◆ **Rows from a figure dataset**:
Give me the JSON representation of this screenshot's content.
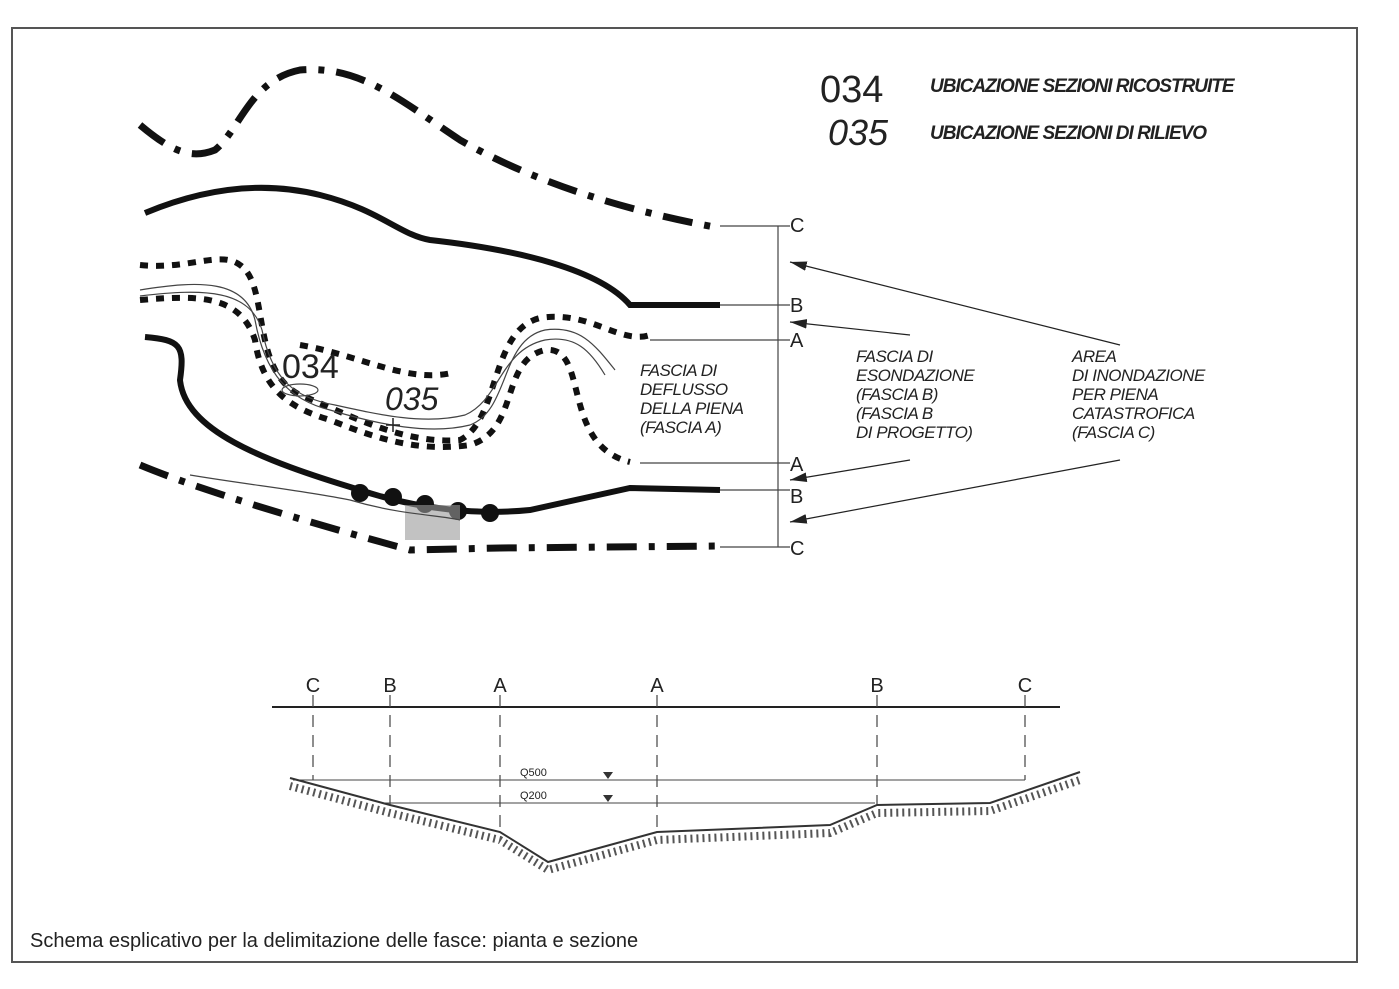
{
  "legend": [
    {
      "code": "034",
      "label": "UBICAZIONE SEZIONI RICOSTRUITE"
    },
    {
      "code": "035",
      "label": "UBICAZIONE SEZIONI DI RILIEVO"
    }
  ],
  "plan": {
    "boundary_labels": [
      "C",
      "B",
      "A",
      "A",
      "B",
      "C"
    ],
    "map_labels": [
      "034",
      "035"
    ],
    "notes": [
      {
        "lines": [
          "FASCIA DI",
          "DEFLUSSO",
          "DELLA PIENA",
          "(FASCIA A)"
        ]
      },
      {
        "lines": [
          "FASCIA DI",
          "ESONDAZIONE",
          "(FASCIA B)",
          "(FASCIA B",
          "DI PROGETTO)"
        ]
      },
      {
        "lines": [
          "AREA",
          "DI INONDAZIONE",
          "PER PIENA",
          "CATASTROFICA",
          "(FASCIA C)"
        ]
      }
    ]
  },
  "section": {
    "boundary_labels": [
      "C",
      "B",
      "A",
      "A",
      "B",
      "C"
    ],
    "levels": [
      "Q500",
      "Q200"
    ]
  },
  "caption": "Schema esplicativo per la delimitazione delle fasce: pianta e sezione"
}
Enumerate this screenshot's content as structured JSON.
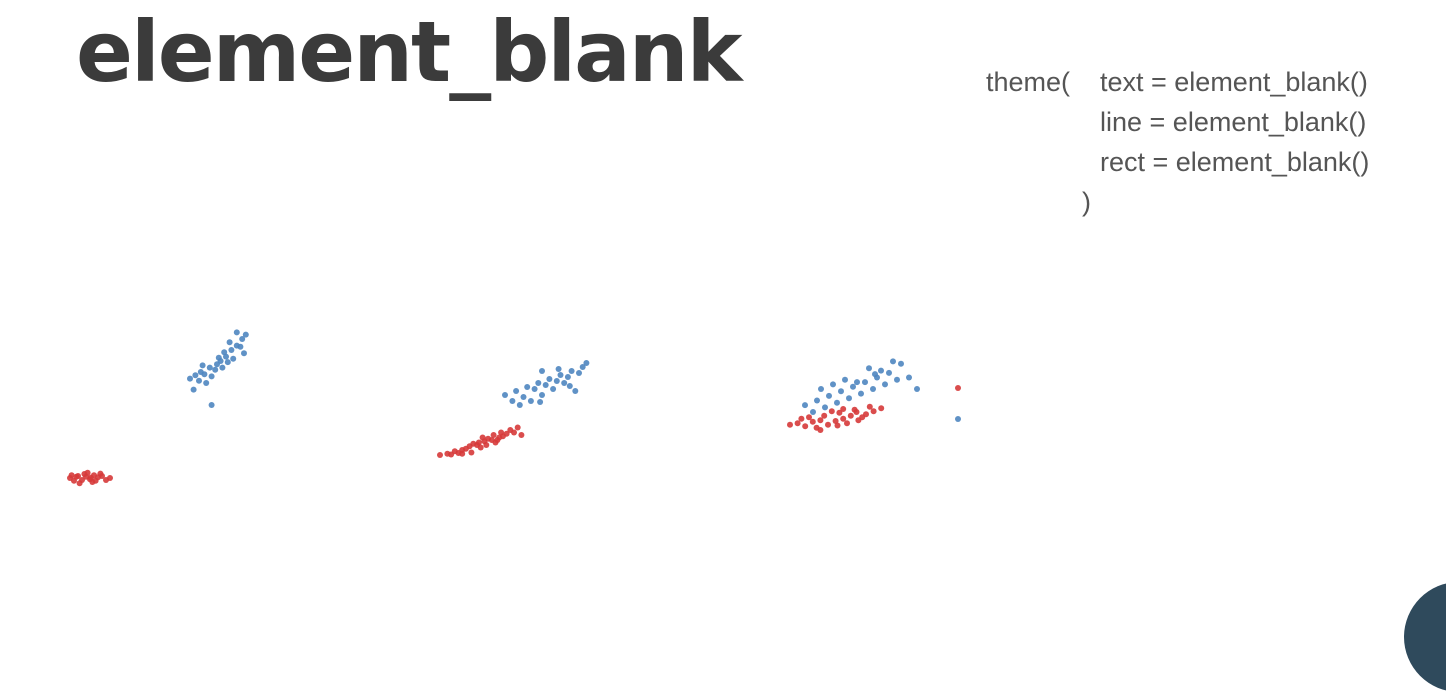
{
  "slide": {
    "title": "element_blank"
  },
  "code": {
    "line1_prefix": "theme(",
    "line1_arg": "text = element_blank()",
    "line2_arg": "line = element_blank()",
    "line3_arg": "rect = element_blank()",
    "closing": ")"
  },
  "colors": {
    "red": "#d63a3a",
    "blue": "#4f86c0"
  },
  "chart_data": {
    "type": "scatter",
    "title": "",
    "xlabel": "",
    "ylabel": "",
    "axes_visible": false,
    "grid": false,
    "legend": "none",
    "series": [
      {
        "color": "red",
        "points": [
          [
            1.0,
            1.55
          ],
          [
            1.1,
            1.6
          ],
          [
            1.2,
            1.58
          ],
          [
            1.3,
            1.62
          ],
          [
            1.15,
            1.5
          ],
          [
            1.25,
            1.52
          ],
          [
            1.05,
            1.48
          ],
          [
            1.35,
            1.57
          ],
          [
            1.4,
            1.6
          ],
          [
            1.18,
            1.65
          ],
          [
            1.28,
            1.45
          ],
          [
            1.08,
            1.58
          ],
          [
            1.22,
            1.68
          ],
          [
            1.32,
            1.48
          ],
          [
            1.5,
            1.55
          ],
          [
            1.45,
            1.5
          ],
          [
            1.12,
            1.42
          ],
          [
            1.38,
            1.66
          ],
          [
            1.02,
            1.62
          ],
          [
            1.26,
            1.56
          ],
          [
            3.0,
            3.9
          ],
          [
            3.2,
            3.95
          ],
          [
            3.4,
            4.05
          ],
          [
            3.6,
            4.1
          ],
          [
            3.8,
            4.25
          ],
          [
            4.0,
            4.3
          ],
          [
            4.2,
            4.45
          ],
          [
            4.4,
            4.5
          ],
          [
            4.6,
            4.6
          ],
          [
            4.8,
            4.75
          ],
          [
            5.0,
            4.8
          ],
          [
            3.5,
            3.98
          ],
          [
            3.7,
            4.15
          ],
          [
            3.9,
            4.35
          ],
          [
            4.1,
            4.2
          ],
          [
            4.3,
            4.55
          ],
          [
            4.5,
            4.4
          ],
          [
            4.7,
            4.65
          ],
          [
            4.9,
            4.9
          ],
          [
            5.1,
            5.0
          ],
          [
            3.3,
            3.92
          ],
          [
            4.15,
            4.6
          ],
          [
            4.45,
            4.7
          ],
          [
            4.65,
            4.8
          ],
          [
            3.85,
            4.0
          ],
          [
            4.25,
            4.3
          ],
          [
            4.55,
            4.5
          ],
          [
            5.2,
            4.7
          ],
          [
            3.6,
            3.95
          ],
          [
            4.05,
            4.4
          ],
          [
            4.8,
            5.7
          ],
          [
            5.0,
            5.8
          ],
          [
            5.2,
            5.6
          ],
          [
            5.4,
            5.9
          ],
          [
            5.6,
            6.0
          ],
          [
            5.8,
            5.7
          ],
          [
            6.0,
            5.95
          ],
          [
            6.2,
            6.1
          ],
          [
            6.4,
            6.3
          ],
          [
            6.6,
            6.0
          ],
          [
            6.8,
            6.4
          ],
          [
            7.0,
            6.6
          ],
          [
            5.3,
            6.2
          ],
          [
            5.7,
            6.3
          ],
          [
            6.1,
            6.5
          ],
          [
            6.5,
            6.7
          ],
          [
            6.9,
            6.9
          ],
          [
            5.5,
            5.5
          ],
          [
            6.3,
            5.8
          ],
          [
            6.7,
            6.2
          ],
          [
            5.9,
            6.6
          ],
          [
            5.1,
            6.1
          ],
          [
            6.05,
            5.65
          ],
          [
            6.55,
            6.55
          ],
          [
            7.2,
            6.8
          ],
          [
            5.6,
            5.35
          ],
          [
            6.2,
            6.75
          ],
          [
            9.0,
            9.3
          ]
        ]
      },
      {
        "color": "blue",
        "points": [
          [
            4.4,
            3.6
          ],
          [
            4.55,
            4.0
          ],
          [
            4.7,
            4.3
          ],
          [
            4.85,
            4.6
          ],
          [
            5.0,
            4.5
          ],
          [
            5.15,
            4.9
          ],
          [
            5.3,
            5.1
          ],
          [
            5.45,
            5.4
          ],
          [
            5.6,
            5.6
          ],
          [
            5.75,
            5.9
          ],
          [
            4.6,
            4.4
          ],
          [
            4.9,
            4.2
          ],
          [
            5.05,
            4.75
          ],
          [
            5.25,
            5.3
          ],
          [
            5.5,
            5.0
          ],
          [
            5.7,
            5.55
          ],
          [
            4.75,
            3.9
          ],
          [
            5.4,
            5.75
          ],
          [
            5.85,
            6.1
          ],
          [
            5.2,
            4.6
          ],
          [
            4.3,
            4.1
          ],
          [
            5.6,
            6.2
          ],
          [
            4.9,
            2.9
          ],
          [
            5.35,
            4.85
          ],
          [
            4.45,
            4.25
          ],
          [
            5.8,
            5.25
          ],
          [
            4.65,
            4.7
          ],
          [
            5.1,
            5.05
          ],
          [
            5.0,
            5.3
          ],
          [
            5.3,
            5.5
          ],
          [
            5.6,
            5.7
          ],
          [
            5.9,
            5.9
          ],
          [
            6.2,
            6.1
          ],
          [
            6.5,
            6.3
          ],
          [
            6.8,
            6.5
          ],
          [
            7.1,
            6.7
          ],
          [
            5.5,
            5.2
          ],
          [
            5.8,
            5.6
          ],
          [
            6.1,
            5.8
          ],
          [
            6.4,
            6.0
          ],
          [
            6.7,
            6.2
          ],
          [
            7.0,
            6.4
          ],
          [
            5.4,
            4.8
          ],
          [
            5.7,
            5.0
          ],
          [
            6.0,
            5.3
          ],
          [
            6.3,
            5.6
          ],
          [
            6.6,
            5.9
          ],
          [
            6.9,
            5.5
          ],
          [
            7.2,
            6.9
          ],
          [
            6.0,
            6.5
          ],
          [
            5.2,
            5.0
          ],
          [
            6.45,
            6.6
          ],
          [
            5.95,
            4.95
          ],
          [
            6.75,
            5.75
          ],
          [
            5.6,
            5.8
          ],
          [
            5.9,
            6.0
          ],
          [
            6.2,
            6.2
          ],
          [
            6.5,
            6.4
          ],
          [
            6.8,
            6.6
          ],
          [
            7.1,
            6.8
          ],
          [
            7.4,
            7.0
          ],
          [
            7.7,
            7.2
          ],
          [
            5.8,
            5.5
          ],
          [
            6.1,
            5.7
          ],
          [
            6.4,
            5.9
          ],
          [
            6.7,
            6.1
          ],
          [
            7.0,
            6.3
          ],
          [
            7.3,
            6.5
          ],
          [
            7.6,
            6.7
          ],
          [
            7.9,
            6.9
          ],
          [
            6.0,
            6.5
          ],
          [
            6.6,
            6.9
          ],
          [
            7.2,
            7.4
          ],
          [
            7.8,
            7.7
          ],
          [
            8.0,
            7.6
          ],
          [
            6.3,
            6.7
          ],
          [
            6.9,
            6.8
          ],
          [
            7.5,
            7.3
          ],
          [
            8.2,
            7.0
          ],
          [
            8.4,
            6.5
          ],
          [
            7.35,
            7.15
          ],
          [
            9.0,
            5.1
          ]
        ]
      }
    ]
  }
}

◆ **PROBLEM REQUIREMENTS**:
Read through the entries and copy every line that includes "content".

◆ **EXPECTED ANSWER**:
Give me the JSON representation of this screenshot's content.
Enumerate this screenshot's content as structured JSON.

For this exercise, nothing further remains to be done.